Input data
***

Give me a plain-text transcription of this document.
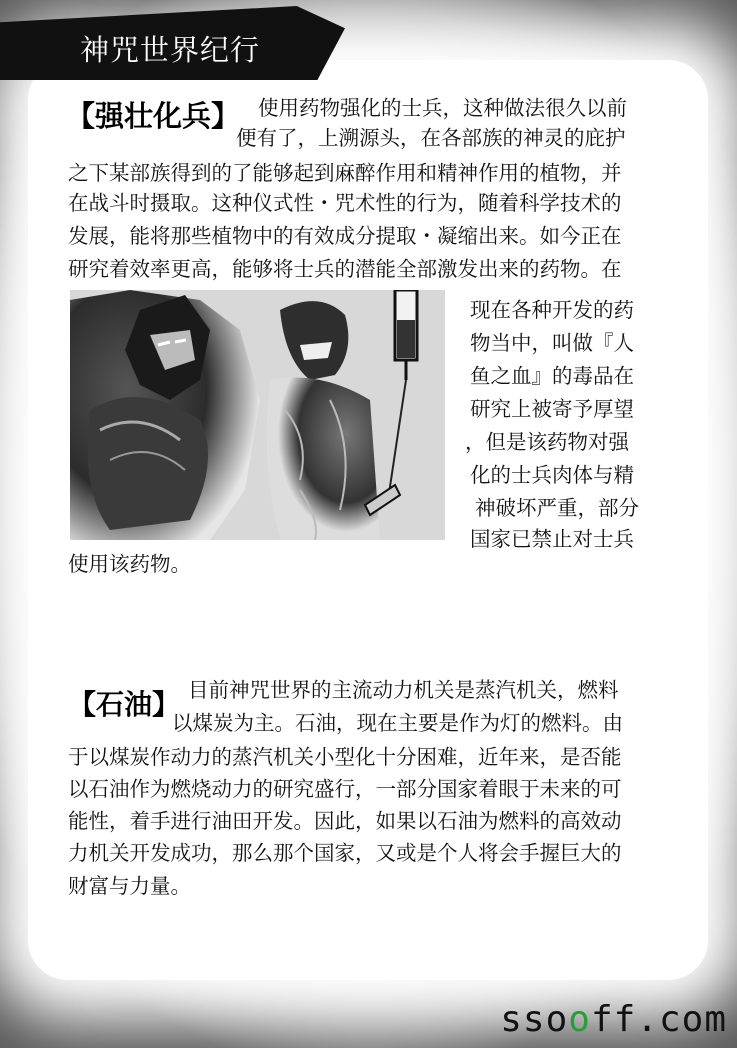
神咒世界纪行
【强壮化兵】 使用药物强化的士兵，这种做法很久以前
便有了，上溯源头，在各部族的神灵的庇护
之下某部族得到的了能够起到麻醉作用和精神作用的植物，并
在战斗时摄取。这种仪式性・咒术性的行为，随着科学技术的
发展，能将那些植物中的有效成分提取・凝缩出来。如今正在
研究着效率更高，能够将士兵的潜能全部激发出来的药物。在
现在各种开发的药
物当中，叫做『人
鱼之血』的毒品在
研究上被寄予厚望
，但是该药物对强
化的士兵肉体与精
神破坏严重，部分
国家已禁止对士兵
使用该药物。
【石油】 目前神咒世界的主流动力机关是蒸汽机关，燃料
以煤炭为主。石油，现在主要是作为灯的燃料。由
于以煤炭作动力的蒸汽机关小型化十分困难，近年来，是否能
以石油作为燃烧动力的研究盛行，一部分国家着眼于未来的可
能性，着手进行油田开发。因此，如果以石油为燃料的高效动
力机关开发成功，那么那个国家，又或是个人将会手握巨大的
财富与力量。
ssooff.com
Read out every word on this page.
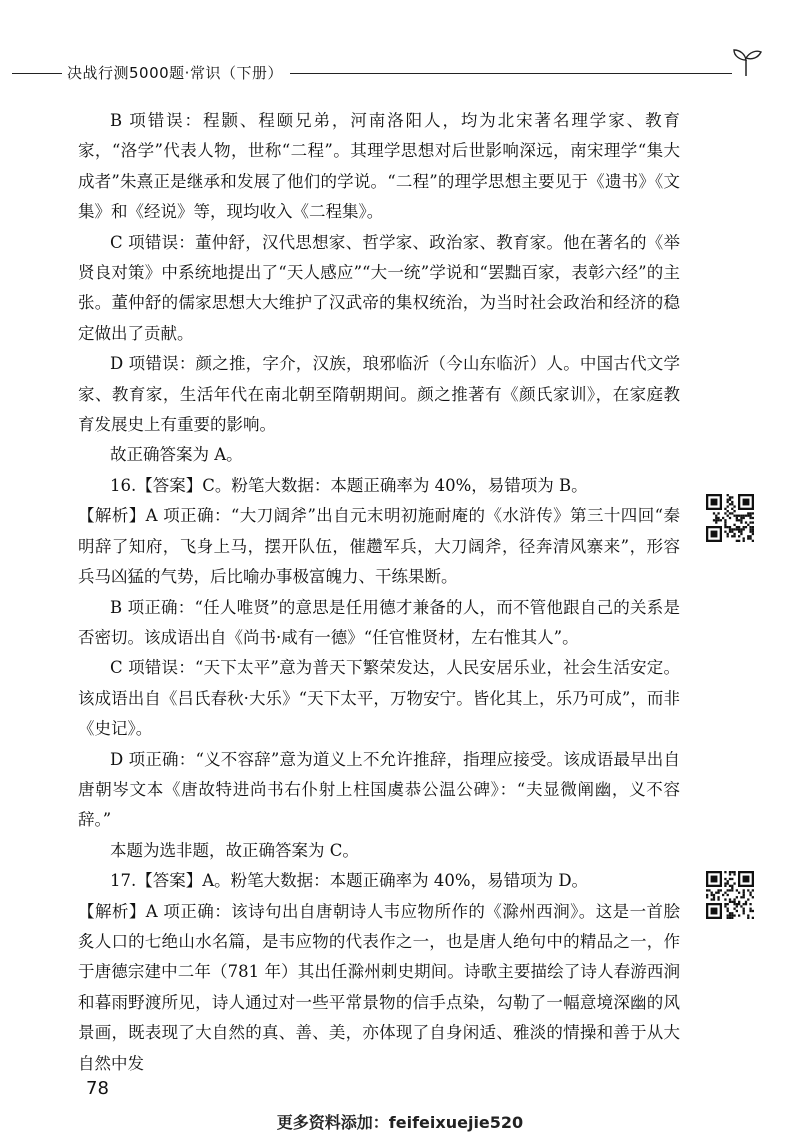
决战行测5000题·常识（下册）

B 项错误：程颢、程颐兄弟，河南洛阳人，均为北宋著名理学家、教育家，“洛学”代表人物，世称“二程”。其理学思想对后世影响深远，南宋理学“集大成者”朱熹正是继承和发展了他们的学说。“二程”的理学思想主要见于《遗书》《文集》和《经说》等，现均收入《二程集》。

C 项错误：董仲舒，汉代思想家、哲学家、政治家、教育家。他在著名的《举贤良对策》中系统地提出了“天人感应”“大一统”学说和“罢黜百家，表彰六经”的主张。董仲舒的儒家思想大大维护了汉武帝的集权统治，为当时社会政治和经济的稳定做出了贡献。

D 项错误：颜之推，字介，汉族，琅邪临沂（今山东临沂）人。中国古代文学家、教育家，生活年代在南北朝至隋朝期间。颜之推著有《颜氏家训》，在家庭教育发展史上有重要的影响。

故正确答案为 A。

16.【答案】C。粉笔大数据：本题正确率为 40%，易错项为 B。

【解析】A 项正确：“大刀阔斧”出自元末明初施耐庵的《水浒传》第三十四回“秦明辞了知府，飞身上马，摆开队伍，催趱军兵，大刀阔斧，径奔清风寨来”，形容兵马凶猛的气势，后比喻办事极富魄力、干练果断。

B 项正确：“任人唯贤”的意思是任用德才兼备的人，而不管他跟自己的关系是否密切。该成语出自《尚书·咸有一德》“任官惟贤材，左右惟其人”。

C 项错误：“天下太平”意为普天下繁荣发达，人民安居乐业，社会生活安定。该成语出自《吕氏春秋·大乐》“天下太平，万物安宁。皆化其上，乐乃可成”，而非《史记》。

D 项正确：“义不容辞”意为道义上不允许推辞，指理应接受。该成语最早出自唐朝岑文本《唐故特进尚书右仆射上柱国虞恭公温公碑》：“夫显微阐幽，义不容辞。”

本题为选非题，故正确答案为 C。

17.【答案】A。粉笔大数据：本题正确率为 40%，易错项为 D。

【解析】A 项正确：该诗句出自唐朝诗人韦应物所作的《滁州西涧》。这是一首脍炙人口的七绝山水名篇，是韦应物的代表作之一，也是唐人绝句中的精品之一，作于唐德宗建中二年（781 年）其出任滁州刺史期间。诗歌主要描绘了诗人春游西涧和暮雨野渡所见，诗人通过对一些平常景物的信手点染，勾勒了一幅意境深幽的风景画，既表现了大自然的真、善、美，亦体现了自身闲适、雅淡的情操和善于从大自然中发

78
更多资料添加：feifeixuejie520
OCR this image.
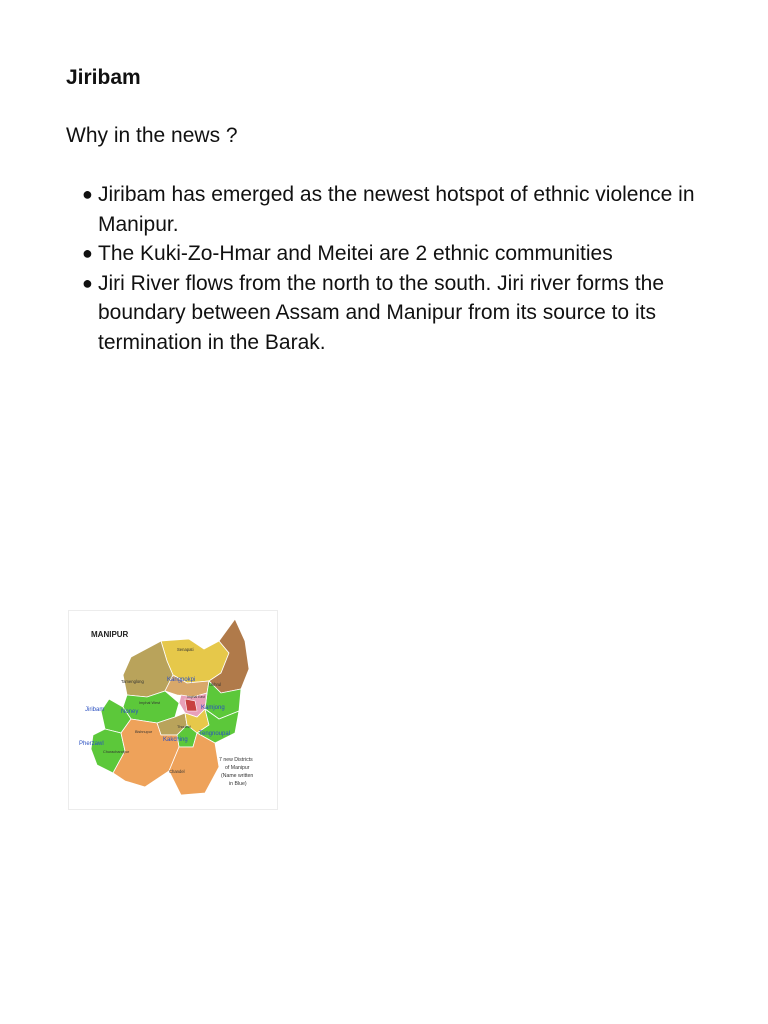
Jiribam

Why in the news ?

● Jiribam has emerged as the newest hotspot of ethnic violence in Manipur.
● The Kuki-Zo-Hmar and Meitei are 2 ethnic communities
● Jiri River flows from the north to the south. Jiri river forms the boundary between Assam and Manipur from its source to its termination in the Barak.
MANIPUR
Senapati
Ukhrul
Tamenglong	Kangpokpi
Imphal East
Imphal West
Jiribam	Noney
Kamjong
Bishnupur
Thoubal
Kakching
Tengnoupal
Pherzawl
Churachandpur
Chandel
7 new Districts
of Manipur
(Name written
in Blue)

***

Work to complete
Looking back at the lines above, state how many contain the word "易错项为", and supply nothing besides the number.

Exercise answer
2